# Task instructions:
Find the lines that contain the word "кисть" and copy each one.

* start Input *

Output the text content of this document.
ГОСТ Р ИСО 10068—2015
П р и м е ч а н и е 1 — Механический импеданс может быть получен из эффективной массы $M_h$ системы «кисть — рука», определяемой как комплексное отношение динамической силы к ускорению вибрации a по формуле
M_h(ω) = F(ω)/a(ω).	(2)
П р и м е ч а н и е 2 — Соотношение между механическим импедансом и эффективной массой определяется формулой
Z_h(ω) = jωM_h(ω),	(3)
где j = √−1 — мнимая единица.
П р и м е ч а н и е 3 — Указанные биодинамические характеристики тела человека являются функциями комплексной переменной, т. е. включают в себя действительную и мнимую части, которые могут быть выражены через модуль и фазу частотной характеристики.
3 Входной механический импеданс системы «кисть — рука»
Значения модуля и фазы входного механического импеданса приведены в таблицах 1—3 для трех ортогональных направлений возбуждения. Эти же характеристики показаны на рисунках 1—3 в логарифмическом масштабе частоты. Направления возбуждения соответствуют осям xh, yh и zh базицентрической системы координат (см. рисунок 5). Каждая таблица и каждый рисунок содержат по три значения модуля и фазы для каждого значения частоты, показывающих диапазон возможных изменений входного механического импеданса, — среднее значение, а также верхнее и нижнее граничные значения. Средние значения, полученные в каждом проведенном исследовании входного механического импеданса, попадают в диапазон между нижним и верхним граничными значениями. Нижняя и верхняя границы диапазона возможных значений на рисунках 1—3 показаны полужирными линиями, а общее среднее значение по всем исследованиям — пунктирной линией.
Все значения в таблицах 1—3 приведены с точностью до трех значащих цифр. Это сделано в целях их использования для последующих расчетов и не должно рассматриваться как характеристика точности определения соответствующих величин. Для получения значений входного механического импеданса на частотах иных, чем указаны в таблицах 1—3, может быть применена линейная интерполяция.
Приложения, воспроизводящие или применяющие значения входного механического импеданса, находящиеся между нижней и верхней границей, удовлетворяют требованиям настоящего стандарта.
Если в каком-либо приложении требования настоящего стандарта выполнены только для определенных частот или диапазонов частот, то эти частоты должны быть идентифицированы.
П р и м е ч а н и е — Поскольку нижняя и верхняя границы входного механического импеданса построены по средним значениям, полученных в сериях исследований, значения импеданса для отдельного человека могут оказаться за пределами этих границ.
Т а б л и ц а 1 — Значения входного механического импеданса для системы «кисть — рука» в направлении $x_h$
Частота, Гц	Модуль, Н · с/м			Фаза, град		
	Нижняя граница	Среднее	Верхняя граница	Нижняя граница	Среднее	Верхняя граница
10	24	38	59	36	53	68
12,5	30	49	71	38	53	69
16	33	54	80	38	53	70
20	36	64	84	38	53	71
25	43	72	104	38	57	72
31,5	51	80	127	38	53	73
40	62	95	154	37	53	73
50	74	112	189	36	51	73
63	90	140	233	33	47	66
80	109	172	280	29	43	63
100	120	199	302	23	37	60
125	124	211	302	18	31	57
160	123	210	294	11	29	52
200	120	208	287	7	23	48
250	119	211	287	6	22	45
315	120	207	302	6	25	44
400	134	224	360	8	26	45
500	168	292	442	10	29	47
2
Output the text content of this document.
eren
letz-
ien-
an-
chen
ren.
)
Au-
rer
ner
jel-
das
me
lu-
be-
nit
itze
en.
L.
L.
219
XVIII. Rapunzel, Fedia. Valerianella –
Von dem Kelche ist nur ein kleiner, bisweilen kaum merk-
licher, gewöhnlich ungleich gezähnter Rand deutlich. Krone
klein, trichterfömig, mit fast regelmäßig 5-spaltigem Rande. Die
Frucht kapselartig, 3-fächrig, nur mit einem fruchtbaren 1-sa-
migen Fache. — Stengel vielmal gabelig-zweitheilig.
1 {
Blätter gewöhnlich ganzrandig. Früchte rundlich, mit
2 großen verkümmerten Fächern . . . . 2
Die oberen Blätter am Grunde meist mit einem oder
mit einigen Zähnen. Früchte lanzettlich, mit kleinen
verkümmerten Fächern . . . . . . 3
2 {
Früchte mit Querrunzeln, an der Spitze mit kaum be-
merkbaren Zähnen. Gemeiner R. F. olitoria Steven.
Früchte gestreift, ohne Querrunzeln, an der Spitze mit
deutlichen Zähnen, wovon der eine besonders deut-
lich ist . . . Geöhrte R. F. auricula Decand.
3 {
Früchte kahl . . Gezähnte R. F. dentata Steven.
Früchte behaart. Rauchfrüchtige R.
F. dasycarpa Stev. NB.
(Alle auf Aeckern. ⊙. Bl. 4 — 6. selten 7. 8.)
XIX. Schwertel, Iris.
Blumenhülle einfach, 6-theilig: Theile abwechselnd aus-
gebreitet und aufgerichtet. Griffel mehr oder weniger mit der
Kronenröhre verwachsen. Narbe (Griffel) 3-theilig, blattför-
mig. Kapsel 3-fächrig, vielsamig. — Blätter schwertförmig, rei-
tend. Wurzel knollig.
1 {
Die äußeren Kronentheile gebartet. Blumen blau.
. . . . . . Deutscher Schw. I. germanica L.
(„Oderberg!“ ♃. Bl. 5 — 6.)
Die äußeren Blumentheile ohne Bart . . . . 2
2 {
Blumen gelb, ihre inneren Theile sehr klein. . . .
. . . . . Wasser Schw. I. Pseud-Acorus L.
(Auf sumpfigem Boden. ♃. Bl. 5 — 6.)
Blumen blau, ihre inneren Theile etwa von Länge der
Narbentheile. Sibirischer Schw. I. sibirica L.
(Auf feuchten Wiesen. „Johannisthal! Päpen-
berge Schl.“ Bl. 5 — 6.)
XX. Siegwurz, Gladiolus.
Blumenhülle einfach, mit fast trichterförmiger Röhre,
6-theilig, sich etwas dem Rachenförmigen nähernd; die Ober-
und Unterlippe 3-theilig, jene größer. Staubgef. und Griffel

* end Input *

# Output for this exercise:
П р и м е ч а н и е 1 — Механический импеданс может быть получен из эффективной массы $M_h$ системы «кисть — рука», определяемой как комплексное отношение динамической силы к ускорению вибрации a по формуле
3 Входной механический импеданс системы «кисть — рука»
Т а б л и ц а 1 — Значения входного механического импеданса для системы «кисть — рука» в направлении $x_h$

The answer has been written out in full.